**Task directions**
Copy all lines holding the word "nella" from the entries.

**Dataset items**
'''

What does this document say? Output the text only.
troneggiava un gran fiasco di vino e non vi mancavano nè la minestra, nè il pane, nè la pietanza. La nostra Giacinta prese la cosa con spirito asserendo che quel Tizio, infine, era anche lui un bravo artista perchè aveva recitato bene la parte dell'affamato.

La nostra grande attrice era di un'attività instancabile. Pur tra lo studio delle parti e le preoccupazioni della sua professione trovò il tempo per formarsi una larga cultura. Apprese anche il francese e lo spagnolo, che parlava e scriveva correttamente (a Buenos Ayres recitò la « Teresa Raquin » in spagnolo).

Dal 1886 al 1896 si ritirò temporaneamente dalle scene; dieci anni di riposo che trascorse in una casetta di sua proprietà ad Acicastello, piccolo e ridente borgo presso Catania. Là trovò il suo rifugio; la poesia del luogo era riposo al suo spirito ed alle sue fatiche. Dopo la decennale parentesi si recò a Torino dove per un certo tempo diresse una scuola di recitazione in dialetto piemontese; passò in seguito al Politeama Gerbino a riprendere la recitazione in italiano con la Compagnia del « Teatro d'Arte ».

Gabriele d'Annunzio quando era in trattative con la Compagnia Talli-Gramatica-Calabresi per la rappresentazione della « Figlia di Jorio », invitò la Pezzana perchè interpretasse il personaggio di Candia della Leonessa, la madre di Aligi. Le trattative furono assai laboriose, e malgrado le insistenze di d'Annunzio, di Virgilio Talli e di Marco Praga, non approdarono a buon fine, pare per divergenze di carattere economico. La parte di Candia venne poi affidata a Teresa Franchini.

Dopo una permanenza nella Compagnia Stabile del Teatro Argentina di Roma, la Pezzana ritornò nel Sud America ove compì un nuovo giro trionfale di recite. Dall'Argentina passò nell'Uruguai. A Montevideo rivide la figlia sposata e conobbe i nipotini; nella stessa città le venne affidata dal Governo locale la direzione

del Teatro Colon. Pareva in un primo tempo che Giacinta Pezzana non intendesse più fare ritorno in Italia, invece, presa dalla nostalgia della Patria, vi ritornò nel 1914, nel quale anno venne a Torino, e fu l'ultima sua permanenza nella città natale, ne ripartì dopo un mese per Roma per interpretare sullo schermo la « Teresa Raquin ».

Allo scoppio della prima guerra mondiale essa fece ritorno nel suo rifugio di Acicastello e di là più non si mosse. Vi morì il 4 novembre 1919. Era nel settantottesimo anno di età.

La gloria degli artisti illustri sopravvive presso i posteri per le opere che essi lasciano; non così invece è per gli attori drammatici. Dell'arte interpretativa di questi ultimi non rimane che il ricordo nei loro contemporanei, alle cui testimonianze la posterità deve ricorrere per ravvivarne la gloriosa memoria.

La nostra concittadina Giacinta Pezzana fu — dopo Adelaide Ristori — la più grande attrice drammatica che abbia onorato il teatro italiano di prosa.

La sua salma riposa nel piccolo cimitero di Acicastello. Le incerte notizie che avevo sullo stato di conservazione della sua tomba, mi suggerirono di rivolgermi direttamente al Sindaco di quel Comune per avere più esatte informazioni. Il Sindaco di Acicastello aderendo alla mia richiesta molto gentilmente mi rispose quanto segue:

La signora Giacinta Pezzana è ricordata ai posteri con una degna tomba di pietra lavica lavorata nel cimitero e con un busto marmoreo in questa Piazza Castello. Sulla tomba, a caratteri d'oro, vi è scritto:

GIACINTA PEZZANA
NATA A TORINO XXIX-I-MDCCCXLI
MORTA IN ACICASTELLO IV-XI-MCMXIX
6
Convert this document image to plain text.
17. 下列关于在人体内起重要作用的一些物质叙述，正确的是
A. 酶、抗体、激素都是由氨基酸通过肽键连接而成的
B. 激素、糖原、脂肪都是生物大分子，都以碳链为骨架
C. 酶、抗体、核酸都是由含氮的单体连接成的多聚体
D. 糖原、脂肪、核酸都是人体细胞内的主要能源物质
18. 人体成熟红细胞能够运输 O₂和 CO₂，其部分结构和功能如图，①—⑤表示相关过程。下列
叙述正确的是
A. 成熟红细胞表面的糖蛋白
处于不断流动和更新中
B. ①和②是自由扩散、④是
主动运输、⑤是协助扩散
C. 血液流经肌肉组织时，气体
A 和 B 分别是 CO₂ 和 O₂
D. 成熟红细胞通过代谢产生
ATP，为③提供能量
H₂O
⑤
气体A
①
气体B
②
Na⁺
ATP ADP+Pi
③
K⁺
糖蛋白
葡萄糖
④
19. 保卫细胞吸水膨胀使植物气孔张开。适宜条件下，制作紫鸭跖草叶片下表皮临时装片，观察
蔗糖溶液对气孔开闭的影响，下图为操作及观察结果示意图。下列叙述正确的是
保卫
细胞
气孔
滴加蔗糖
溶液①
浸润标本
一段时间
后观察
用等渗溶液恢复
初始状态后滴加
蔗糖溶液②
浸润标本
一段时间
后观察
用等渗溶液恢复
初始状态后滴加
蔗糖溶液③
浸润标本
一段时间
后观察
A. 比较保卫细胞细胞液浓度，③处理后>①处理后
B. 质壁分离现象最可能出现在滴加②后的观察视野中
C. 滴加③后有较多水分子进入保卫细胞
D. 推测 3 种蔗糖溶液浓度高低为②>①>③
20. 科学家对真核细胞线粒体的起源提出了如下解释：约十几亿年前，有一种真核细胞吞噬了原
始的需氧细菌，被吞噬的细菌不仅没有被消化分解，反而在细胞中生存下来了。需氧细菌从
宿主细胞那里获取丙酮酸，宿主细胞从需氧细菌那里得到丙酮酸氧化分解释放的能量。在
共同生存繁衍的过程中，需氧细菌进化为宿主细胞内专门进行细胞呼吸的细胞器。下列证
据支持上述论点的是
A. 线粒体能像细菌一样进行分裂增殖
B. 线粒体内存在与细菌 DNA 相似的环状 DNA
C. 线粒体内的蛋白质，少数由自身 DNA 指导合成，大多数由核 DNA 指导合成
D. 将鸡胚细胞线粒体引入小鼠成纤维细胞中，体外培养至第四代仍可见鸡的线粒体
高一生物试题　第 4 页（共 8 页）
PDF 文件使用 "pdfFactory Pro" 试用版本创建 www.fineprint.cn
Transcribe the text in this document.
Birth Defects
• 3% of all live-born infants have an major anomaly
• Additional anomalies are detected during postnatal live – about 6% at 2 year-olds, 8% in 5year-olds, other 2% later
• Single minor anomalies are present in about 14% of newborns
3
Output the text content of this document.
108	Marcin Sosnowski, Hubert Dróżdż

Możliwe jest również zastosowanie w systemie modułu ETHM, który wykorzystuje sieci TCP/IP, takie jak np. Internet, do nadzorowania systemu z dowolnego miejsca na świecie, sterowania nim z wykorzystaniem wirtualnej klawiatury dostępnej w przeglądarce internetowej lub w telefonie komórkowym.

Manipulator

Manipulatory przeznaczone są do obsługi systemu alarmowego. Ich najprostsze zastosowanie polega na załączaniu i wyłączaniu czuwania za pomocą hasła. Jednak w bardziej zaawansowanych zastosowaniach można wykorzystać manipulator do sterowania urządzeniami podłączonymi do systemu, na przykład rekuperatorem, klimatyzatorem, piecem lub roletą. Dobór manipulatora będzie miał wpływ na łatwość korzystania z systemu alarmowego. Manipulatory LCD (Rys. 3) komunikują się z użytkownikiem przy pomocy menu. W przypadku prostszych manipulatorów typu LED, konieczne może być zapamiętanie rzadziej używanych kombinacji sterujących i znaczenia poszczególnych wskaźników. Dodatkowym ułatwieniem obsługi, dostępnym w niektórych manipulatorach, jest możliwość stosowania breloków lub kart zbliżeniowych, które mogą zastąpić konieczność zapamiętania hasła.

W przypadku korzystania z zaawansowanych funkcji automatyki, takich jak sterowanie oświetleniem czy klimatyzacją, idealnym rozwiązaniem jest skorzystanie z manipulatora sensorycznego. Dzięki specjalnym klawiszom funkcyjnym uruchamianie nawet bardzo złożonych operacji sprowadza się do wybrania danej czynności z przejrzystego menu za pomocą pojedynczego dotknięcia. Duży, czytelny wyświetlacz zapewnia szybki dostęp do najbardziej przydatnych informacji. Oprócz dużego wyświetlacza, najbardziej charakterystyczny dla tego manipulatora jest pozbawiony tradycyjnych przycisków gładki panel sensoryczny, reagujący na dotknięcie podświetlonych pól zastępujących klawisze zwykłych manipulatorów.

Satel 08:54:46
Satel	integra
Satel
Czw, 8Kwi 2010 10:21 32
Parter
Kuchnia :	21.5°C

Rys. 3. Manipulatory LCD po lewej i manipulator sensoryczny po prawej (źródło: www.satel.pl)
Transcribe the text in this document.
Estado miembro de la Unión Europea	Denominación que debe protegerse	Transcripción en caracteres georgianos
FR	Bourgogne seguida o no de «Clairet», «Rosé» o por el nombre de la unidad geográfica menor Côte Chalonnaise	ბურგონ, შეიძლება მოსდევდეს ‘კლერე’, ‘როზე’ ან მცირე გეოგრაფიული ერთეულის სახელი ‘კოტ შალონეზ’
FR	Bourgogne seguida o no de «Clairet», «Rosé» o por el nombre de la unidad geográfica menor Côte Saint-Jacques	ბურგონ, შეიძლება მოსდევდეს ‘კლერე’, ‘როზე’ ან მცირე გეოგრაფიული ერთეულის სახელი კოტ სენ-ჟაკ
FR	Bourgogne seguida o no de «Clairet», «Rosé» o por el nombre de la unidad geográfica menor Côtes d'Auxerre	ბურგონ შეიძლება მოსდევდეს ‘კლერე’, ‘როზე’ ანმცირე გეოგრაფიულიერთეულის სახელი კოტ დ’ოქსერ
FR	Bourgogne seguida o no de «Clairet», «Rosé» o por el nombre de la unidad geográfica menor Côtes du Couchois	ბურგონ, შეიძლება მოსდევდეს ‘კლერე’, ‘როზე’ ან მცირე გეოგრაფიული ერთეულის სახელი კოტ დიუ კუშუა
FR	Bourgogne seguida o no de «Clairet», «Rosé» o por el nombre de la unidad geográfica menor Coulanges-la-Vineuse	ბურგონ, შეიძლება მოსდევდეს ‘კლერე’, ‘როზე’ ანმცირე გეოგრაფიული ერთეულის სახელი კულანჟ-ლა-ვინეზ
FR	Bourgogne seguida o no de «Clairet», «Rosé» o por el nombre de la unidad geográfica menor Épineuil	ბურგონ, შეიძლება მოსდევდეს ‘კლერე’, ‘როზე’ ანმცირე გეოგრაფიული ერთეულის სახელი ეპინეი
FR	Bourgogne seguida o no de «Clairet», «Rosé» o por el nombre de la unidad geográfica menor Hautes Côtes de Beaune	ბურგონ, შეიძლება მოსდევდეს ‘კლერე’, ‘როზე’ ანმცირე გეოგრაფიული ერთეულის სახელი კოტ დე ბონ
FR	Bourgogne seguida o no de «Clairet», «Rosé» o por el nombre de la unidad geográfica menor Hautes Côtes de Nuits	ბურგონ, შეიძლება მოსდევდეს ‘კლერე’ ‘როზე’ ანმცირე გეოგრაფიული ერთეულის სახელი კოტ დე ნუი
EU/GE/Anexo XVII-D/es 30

'''

**Expected answer**
Dopo una permanenza nella Compagnia Stabile del Teatro Argentina di Roma, la Pezzana ritornò nel Sud America ove compì un nuovo giro trionfale di recite. Dall'Argentina passò nell'Uruguai. A Montevideo rivide la figlia sposata e conobbe i nipotini; nella stessa città le venne affidata dal Governo locale la direzione
del Teatro Colon. Pareva in un primo tempo che Giacinta Pezzana non intendesse più fare ritorno in Italia, invece, presa dalla nostalgia della Patria, vi ritornò nel 1914, nel quale anno venne a Torino, e fu l'ultima sua permanenza nella città natale, ne ripartì dopo un mese per Roma per interpretare sullo schermo la « Teresa Raquin ».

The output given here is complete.